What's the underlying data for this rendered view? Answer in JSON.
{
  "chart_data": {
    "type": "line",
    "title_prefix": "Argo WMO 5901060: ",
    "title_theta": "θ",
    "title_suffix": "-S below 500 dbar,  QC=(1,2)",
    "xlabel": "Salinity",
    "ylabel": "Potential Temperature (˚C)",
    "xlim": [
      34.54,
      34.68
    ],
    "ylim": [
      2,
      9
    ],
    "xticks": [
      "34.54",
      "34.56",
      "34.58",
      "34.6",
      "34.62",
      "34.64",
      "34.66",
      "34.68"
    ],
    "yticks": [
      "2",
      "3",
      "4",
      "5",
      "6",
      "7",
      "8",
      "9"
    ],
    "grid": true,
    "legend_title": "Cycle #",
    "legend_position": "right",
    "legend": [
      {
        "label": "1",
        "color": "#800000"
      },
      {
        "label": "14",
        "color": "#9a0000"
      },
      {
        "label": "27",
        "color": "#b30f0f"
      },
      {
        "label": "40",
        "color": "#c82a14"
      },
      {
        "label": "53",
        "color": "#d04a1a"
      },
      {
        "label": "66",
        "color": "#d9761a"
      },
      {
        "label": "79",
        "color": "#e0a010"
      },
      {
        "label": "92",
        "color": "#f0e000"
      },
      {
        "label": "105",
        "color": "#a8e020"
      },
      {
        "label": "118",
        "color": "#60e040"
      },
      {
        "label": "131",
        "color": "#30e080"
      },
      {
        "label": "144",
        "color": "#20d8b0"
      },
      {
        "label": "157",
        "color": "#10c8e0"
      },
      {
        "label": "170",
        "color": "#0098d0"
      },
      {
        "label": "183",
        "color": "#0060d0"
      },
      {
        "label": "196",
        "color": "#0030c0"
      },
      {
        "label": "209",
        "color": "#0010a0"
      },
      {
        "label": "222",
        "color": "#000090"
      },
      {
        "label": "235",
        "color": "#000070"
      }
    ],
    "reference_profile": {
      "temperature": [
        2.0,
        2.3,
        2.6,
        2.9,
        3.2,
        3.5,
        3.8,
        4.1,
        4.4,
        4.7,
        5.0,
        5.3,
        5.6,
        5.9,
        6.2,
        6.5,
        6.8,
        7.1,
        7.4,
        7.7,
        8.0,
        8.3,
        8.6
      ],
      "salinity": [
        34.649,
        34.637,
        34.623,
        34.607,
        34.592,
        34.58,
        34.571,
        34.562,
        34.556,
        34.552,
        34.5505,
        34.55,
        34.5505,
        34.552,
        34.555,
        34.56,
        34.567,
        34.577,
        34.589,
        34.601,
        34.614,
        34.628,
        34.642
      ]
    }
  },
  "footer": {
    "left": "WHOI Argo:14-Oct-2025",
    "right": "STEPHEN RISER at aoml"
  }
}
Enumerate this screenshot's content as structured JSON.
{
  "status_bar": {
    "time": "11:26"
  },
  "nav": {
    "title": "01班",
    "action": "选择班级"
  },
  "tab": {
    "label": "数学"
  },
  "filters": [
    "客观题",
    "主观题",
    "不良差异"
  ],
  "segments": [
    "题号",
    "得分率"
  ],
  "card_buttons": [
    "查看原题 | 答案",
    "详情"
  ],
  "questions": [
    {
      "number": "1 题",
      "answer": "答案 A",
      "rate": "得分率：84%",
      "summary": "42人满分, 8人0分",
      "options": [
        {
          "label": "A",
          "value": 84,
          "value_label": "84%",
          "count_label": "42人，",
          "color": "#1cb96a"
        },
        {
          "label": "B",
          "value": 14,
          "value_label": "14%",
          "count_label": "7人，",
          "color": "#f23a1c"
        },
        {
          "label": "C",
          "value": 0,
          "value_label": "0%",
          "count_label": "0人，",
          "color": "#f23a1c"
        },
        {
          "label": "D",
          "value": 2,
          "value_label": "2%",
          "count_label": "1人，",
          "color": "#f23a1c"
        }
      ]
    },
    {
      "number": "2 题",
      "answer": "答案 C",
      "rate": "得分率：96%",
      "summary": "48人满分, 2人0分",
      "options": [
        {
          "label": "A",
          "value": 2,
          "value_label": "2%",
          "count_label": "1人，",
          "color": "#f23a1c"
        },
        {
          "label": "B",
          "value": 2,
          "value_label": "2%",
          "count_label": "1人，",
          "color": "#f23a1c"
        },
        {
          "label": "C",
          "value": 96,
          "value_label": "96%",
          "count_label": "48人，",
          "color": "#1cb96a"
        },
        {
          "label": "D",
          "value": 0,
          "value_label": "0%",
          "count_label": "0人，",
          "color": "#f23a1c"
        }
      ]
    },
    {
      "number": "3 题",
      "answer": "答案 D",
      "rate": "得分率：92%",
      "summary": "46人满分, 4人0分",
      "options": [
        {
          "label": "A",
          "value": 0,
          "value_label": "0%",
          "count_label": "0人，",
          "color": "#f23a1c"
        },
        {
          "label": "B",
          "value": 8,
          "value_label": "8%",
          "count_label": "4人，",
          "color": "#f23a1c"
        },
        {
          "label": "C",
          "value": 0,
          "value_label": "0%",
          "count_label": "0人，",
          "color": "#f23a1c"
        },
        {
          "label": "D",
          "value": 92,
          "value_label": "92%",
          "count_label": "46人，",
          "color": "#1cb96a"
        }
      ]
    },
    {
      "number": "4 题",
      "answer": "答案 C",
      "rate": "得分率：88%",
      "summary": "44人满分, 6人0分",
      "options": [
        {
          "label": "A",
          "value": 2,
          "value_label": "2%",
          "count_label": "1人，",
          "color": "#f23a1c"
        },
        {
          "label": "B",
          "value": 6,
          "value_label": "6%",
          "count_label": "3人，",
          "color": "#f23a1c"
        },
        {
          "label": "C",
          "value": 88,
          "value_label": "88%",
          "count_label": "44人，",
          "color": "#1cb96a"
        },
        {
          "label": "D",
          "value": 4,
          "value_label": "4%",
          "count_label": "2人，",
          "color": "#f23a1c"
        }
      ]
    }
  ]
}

========================================================================

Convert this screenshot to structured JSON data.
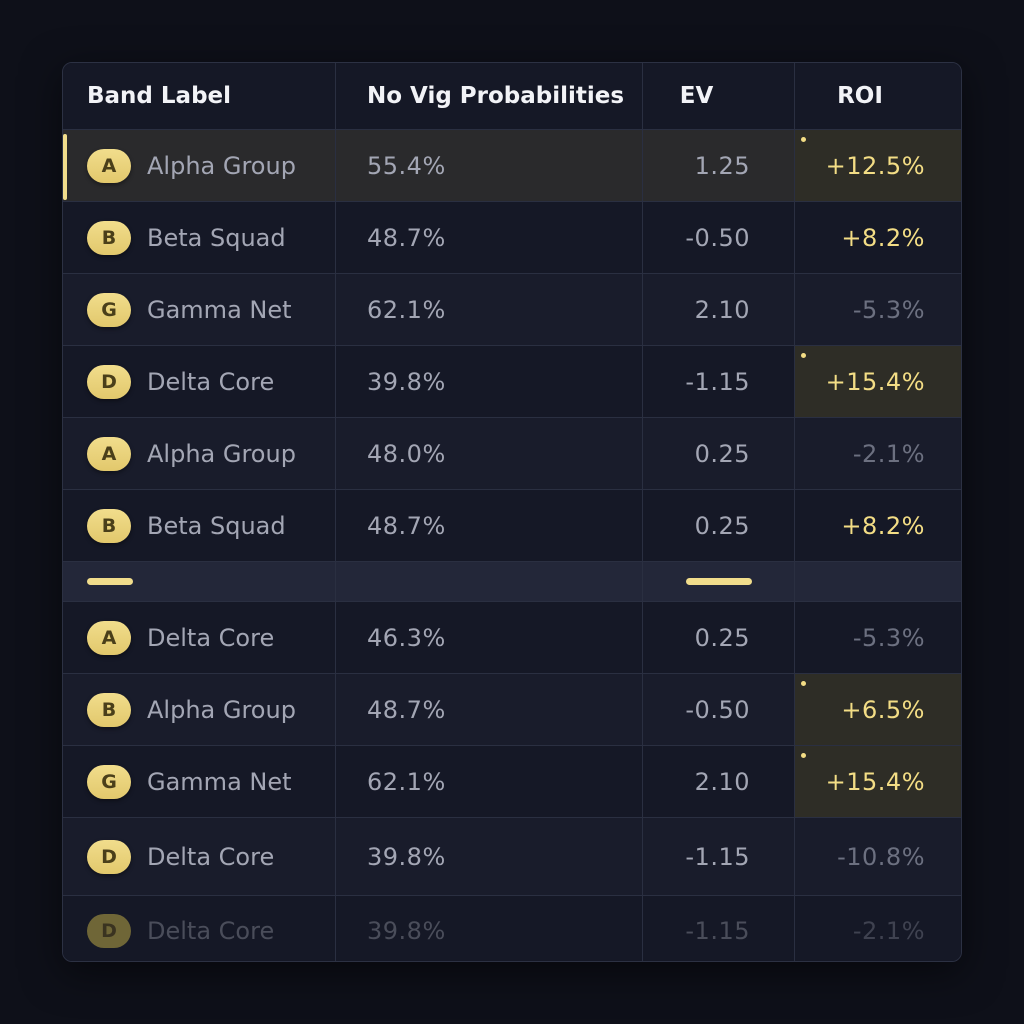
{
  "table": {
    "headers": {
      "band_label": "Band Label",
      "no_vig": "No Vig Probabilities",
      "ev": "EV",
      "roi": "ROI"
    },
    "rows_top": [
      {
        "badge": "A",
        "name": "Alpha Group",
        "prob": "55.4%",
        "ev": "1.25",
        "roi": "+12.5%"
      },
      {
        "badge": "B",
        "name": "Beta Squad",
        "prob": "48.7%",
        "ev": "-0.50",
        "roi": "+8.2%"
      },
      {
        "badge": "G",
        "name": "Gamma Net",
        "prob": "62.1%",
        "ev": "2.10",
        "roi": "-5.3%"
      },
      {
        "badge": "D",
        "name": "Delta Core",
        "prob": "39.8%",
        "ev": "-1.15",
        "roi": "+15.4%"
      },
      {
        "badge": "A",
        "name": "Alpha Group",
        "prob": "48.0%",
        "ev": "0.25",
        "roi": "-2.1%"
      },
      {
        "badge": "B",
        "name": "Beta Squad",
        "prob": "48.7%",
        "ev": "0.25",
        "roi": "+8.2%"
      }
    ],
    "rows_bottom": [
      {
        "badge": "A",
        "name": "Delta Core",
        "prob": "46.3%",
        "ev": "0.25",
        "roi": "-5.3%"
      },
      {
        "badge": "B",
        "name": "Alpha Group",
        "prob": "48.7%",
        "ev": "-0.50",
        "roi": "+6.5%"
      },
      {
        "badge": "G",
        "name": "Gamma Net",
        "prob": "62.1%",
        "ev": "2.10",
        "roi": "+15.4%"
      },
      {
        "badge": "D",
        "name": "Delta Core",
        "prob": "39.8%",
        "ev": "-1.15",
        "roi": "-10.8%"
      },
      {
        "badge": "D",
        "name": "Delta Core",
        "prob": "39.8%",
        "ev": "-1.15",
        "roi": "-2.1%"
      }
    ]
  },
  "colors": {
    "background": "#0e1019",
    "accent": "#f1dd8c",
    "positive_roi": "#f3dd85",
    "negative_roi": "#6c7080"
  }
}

========================================================================

Problem details -
Pull out all lines from the entries above in which the word "this" appears.

Output of the exercise -
What's the underlying data for this rendered view? Answer in JSON.
Enumerate this screenshot's content as structured JSON.
Convert this screenshot to structured JSON data.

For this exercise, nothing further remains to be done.